**Exercise:** Keep only those lines of the records that include the string "data".

<<<<

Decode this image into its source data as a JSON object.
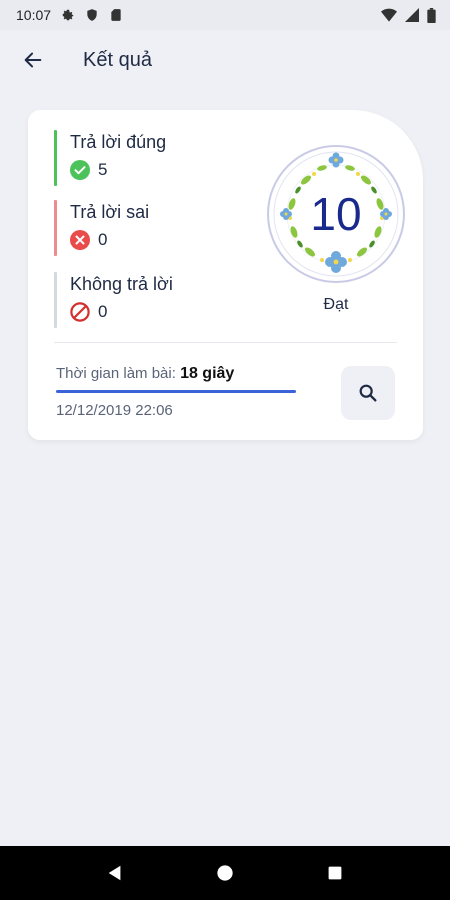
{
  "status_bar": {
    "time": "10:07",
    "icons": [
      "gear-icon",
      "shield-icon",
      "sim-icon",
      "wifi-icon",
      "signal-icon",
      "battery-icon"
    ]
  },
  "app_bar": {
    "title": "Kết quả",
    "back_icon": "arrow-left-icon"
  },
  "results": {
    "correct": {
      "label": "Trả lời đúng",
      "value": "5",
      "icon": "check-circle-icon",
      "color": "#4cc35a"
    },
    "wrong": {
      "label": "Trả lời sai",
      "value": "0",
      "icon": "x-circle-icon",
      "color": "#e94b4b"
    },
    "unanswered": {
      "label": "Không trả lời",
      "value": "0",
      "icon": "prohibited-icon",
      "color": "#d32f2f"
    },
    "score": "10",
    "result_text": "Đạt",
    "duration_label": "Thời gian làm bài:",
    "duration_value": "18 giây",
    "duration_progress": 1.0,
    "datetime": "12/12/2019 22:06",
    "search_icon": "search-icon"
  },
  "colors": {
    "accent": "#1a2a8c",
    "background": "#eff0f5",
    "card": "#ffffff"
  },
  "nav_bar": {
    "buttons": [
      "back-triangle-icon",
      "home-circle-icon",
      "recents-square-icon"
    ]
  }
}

>>>>
<<<<

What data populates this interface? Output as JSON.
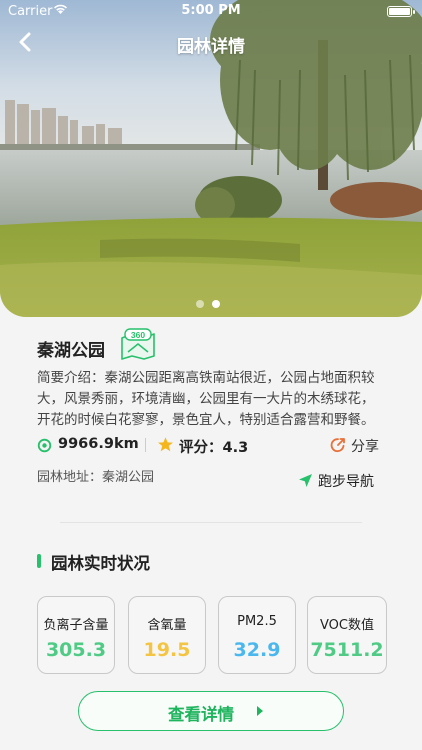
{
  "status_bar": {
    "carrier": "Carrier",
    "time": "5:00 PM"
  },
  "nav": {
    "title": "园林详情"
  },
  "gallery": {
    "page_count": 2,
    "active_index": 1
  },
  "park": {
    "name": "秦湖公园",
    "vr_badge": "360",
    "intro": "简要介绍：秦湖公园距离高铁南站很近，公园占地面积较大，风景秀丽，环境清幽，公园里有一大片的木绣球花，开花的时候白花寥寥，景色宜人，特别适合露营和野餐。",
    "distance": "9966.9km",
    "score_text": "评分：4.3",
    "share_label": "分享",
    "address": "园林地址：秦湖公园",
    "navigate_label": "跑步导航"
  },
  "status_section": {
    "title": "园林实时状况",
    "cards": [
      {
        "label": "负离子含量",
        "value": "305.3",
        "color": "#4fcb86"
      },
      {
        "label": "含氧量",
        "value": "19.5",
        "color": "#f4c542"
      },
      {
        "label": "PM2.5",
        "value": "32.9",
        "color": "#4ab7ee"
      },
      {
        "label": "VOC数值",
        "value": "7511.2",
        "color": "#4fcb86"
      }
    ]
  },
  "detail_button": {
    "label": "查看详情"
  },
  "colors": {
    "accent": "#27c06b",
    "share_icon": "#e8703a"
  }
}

>>>>

**Worked solution:**
Decode this image into its source data as a JSON object.
What data populates this interface? Output as JSON.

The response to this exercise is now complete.